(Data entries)
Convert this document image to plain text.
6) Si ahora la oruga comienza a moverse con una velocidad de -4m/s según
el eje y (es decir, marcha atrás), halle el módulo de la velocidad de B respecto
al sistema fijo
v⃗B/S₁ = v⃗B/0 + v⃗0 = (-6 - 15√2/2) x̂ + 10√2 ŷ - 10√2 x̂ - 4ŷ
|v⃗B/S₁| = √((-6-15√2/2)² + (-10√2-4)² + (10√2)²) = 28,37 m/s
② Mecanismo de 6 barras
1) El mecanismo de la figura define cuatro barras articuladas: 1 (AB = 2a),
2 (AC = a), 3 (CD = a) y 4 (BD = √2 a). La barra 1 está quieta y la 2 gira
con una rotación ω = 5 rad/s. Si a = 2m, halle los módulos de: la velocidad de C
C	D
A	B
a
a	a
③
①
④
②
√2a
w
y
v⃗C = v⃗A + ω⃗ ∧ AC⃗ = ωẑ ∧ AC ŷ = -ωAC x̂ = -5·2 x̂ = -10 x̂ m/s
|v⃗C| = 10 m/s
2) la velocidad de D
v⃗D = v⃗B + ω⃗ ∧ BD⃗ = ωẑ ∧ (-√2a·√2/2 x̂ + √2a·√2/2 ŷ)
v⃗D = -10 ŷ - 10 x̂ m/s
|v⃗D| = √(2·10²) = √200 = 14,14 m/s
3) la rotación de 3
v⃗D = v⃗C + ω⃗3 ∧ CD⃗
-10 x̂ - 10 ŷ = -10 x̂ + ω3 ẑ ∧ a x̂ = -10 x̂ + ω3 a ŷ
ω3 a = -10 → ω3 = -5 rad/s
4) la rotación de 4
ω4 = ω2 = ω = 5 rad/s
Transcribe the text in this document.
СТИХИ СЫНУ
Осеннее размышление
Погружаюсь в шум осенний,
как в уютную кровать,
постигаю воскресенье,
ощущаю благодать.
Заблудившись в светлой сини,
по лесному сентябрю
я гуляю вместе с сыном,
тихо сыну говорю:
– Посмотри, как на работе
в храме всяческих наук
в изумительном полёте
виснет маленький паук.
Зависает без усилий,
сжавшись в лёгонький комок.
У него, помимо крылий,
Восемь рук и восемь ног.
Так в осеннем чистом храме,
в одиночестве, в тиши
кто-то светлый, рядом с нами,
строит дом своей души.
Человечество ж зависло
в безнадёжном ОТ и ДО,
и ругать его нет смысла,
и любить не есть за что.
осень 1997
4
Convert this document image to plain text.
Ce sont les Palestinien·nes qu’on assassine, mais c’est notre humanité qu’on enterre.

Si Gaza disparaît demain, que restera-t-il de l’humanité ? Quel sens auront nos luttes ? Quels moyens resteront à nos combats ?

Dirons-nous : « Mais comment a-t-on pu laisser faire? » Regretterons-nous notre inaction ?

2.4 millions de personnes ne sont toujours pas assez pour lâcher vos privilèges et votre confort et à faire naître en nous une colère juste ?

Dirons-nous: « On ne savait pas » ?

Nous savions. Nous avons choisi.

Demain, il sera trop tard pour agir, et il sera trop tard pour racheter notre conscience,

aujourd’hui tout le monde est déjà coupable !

→ Stated goal
Repeat exactly the lines above, starting with the line that contains "Transcribe the text in this document." and ending with the last line, both included, and nothing else.

→ Exercise output
Transcribe the text in this document.
СТИХИ СЫНУ
Осеннее размышление
Погружаюсь в шум осенний,
как в уютную кровать,
постигаю воскресенье,
ощущаю благодать.
Заблудившись в светлой сини,
по лесному сентябрю
я гуляю вместе с сыном,
тихо сыну говорю:
– Посмотри, как на работе
в храме всяческих наук
в изумительном полёте
виснет маленький паук.
Зависает без усилий,
сжавшись в лёгонький комок.
У него, помимо крылий,
Восемь рук и восемь ног.
Так в осеннем чистом храме,
в одиночестве, в тиши
кто-то светлый, рядом с нами,
строит дом своей души.
Человечество ж зависло
в безнадёжном ОТ и ДО,
и ругать его нет смысла,
и любить не есть за что.
осень 1997
4
Convert this document image to plain text.
Ce sont les Palestinien·nes qu’on assassine, mais c’est notre humanité qu’on enterre.

Si Gaza disparaît demain, que restera-t-il de l’humanité ? Quel sens auront nos luttes ? Quels moyens resteront à nos combats ?

Dirons-nous : « Mais comment a-t-on pu laisser faire? » Regretterons-nous notre inaction ?

2.4 millions de personnes ne sont toujours pas assez pour lâcher vos privilèges et votre confort et à faire naître en nous une colère juste ?

Dirons-nous: « On ne savait pas » ?

Nous savions. Nous avons choisi.

Demain, il sera trop tard pour agir, et il sera trop tard pour racheter notre conscience,

aujourd’hui tout le monde est déjà coupable !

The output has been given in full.